- _Ejercicios propuestos_
A – En el texto sobre la voluntad de Dios, ¿en qué obra categoriza San Pedro Damasceno a todos los hombres de todos los tiempos?
B – Devuelve literalmente el fragmento del texto sobre la voluntad de Dios comprendido entre "Y, en verdad, este" y "los de Dios.", ambos incluidos.

- _Texto proporcionado_
----

Sobre la aceptación de la voluntad de Dios como requisito para salvarnos
El principio de la salvación radica en que el hombre aparte sus propios anhelos y juicios, para cumplir con los anhelos y juicios de Dios.
San Pedro Damasceno, en su primer libro de la Filocalia, categoriza a todos los hombres de todos los tiempos, en toda la diversidad de edades, constituciones, vocaciones y estados materiales, y llega al punto de preguntarse —soslayando las diferencias, que a veces podrían llegar al antagonismo—, quiénes podrán salvarse y quiénes se perderán. Dice: «Pensando en estas cosas, mi alma sufría y, en mis cavilaciones, me atormentaba preguntarme: “¿Por qué sucede esto? ¿Cuál es el principio de nuestra salvación o nuestra perdición?”».
Y, en verdad, este cuestionamiento le causó una gran confusión al santo, buscando una respuesta que fuera justa, hasta que encontró la respuesta en los Santos Padres: el principio de cada bien y de cada mal está en la mente que se le concedió al hombre, y, después de la mente, en la voluntad. El principio de la salvación radica en que el hombre aparte sus propios anhelos y juicios, para cumplir con los anhelos y juicios de Dios; ante la Ley, en la Ley y bajo la Gracia se hallan muchos que se han salvado, por haber amado la sabiduría y la voluntad de Dios, mucho más que a su propio entendimiento y voluntad. Y es cierto que, en todos los tiempos, hay muchos que se han hecho merecedores del castigo eterno, justamente por darle prioridad a sus deseos y voluntad, en vez de someterse a los de Dios.

----

- _Datos sin procesar_

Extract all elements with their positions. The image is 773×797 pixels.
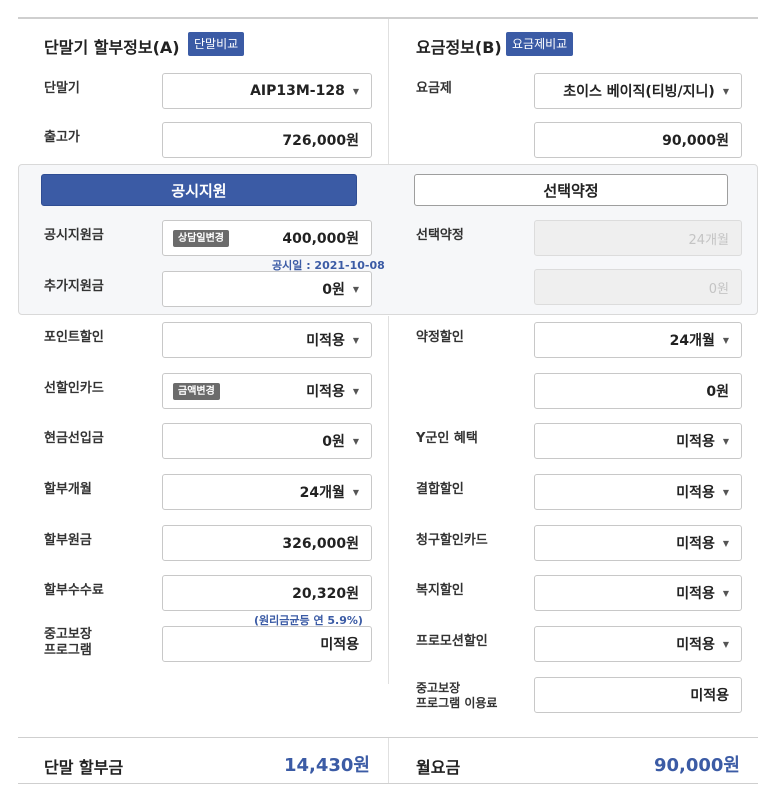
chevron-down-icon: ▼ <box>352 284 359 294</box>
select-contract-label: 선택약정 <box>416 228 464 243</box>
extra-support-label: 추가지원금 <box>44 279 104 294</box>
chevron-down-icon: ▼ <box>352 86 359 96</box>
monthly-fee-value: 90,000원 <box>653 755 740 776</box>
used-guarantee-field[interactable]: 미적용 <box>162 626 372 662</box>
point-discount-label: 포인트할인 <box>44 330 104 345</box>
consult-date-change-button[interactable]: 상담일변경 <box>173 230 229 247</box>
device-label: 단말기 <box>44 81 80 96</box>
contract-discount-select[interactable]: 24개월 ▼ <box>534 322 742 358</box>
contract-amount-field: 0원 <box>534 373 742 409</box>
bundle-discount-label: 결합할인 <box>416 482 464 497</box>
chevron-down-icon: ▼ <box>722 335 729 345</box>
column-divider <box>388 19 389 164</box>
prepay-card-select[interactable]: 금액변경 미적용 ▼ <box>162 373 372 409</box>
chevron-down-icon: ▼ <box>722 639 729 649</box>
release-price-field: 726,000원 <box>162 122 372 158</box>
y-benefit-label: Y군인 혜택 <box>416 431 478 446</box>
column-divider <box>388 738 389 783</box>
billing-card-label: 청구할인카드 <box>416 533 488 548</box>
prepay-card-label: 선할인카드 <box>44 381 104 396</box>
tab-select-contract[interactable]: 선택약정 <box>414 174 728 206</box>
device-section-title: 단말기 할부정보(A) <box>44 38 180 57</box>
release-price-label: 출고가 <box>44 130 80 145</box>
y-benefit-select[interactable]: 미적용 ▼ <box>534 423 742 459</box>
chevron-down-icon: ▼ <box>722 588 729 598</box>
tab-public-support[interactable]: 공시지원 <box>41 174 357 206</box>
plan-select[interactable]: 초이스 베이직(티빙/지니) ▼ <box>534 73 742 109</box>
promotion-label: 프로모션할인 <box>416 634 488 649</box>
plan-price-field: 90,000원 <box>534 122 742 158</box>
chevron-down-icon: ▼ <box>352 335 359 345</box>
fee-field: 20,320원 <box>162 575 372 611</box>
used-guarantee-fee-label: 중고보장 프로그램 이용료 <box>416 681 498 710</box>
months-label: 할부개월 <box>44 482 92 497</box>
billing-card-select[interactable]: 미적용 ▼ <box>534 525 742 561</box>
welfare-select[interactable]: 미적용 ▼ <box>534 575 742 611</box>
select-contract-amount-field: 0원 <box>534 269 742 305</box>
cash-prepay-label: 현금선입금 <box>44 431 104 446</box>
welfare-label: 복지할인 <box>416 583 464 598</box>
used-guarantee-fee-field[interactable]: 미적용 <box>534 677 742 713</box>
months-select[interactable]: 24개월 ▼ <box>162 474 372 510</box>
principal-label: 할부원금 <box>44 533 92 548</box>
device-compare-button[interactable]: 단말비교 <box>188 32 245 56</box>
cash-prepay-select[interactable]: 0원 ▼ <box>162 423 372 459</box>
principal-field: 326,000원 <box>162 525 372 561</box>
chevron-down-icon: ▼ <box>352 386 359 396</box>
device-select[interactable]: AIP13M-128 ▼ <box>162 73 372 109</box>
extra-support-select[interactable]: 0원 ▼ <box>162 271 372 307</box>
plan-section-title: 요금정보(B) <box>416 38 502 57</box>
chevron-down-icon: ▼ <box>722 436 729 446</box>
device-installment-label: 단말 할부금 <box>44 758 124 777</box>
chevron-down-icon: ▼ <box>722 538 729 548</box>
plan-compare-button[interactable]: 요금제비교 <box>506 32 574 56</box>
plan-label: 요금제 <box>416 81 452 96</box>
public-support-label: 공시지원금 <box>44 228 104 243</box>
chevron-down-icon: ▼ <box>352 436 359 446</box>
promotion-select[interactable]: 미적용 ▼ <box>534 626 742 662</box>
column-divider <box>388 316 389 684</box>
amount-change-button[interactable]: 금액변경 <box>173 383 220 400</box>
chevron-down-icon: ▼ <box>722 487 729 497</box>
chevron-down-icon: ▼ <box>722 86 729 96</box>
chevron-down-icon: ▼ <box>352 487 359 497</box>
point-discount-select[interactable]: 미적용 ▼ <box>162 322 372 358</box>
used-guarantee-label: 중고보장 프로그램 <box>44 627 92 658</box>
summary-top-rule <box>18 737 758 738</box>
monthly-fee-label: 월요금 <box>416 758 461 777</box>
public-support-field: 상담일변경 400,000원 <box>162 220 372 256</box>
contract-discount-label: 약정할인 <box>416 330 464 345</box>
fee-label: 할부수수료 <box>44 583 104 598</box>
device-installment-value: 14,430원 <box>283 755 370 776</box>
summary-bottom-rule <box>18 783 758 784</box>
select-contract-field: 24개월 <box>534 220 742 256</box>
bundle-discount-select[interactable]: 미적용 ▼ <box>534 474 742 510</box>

----

- _Soluciones completas_
A – En su primer libro de la Filocalia.

B –
Y, en verdad, este cuestionamiento le causó una gran confusión al santo, buscando una respuesta que fuera justa, hasta que encontró la respuesta en los Santos Padres: el principio de cada bien y de cada mal está en la mente que se le concedió al hombre, y, después de la mente, en la voluntad. El principio de la salvación radica en que el hombre aparte sus propios anhelos y juicios, para cumplir con los anhelos y juicios de Dios; ante la Ley, en la Ley y bajo la Gracia se hallan muchos que se han salvado, por haber amado la sabiduría y la voluntad de Dios, mucho más que a su propio entendimiento y voluntad. Y es cierto que, en todos los tiempos, hay muchos que se han hecho merecedores del castigo eterno, justamente por darle prioridad a sus deseos y voluntad, en vez de someterse a los de Dios.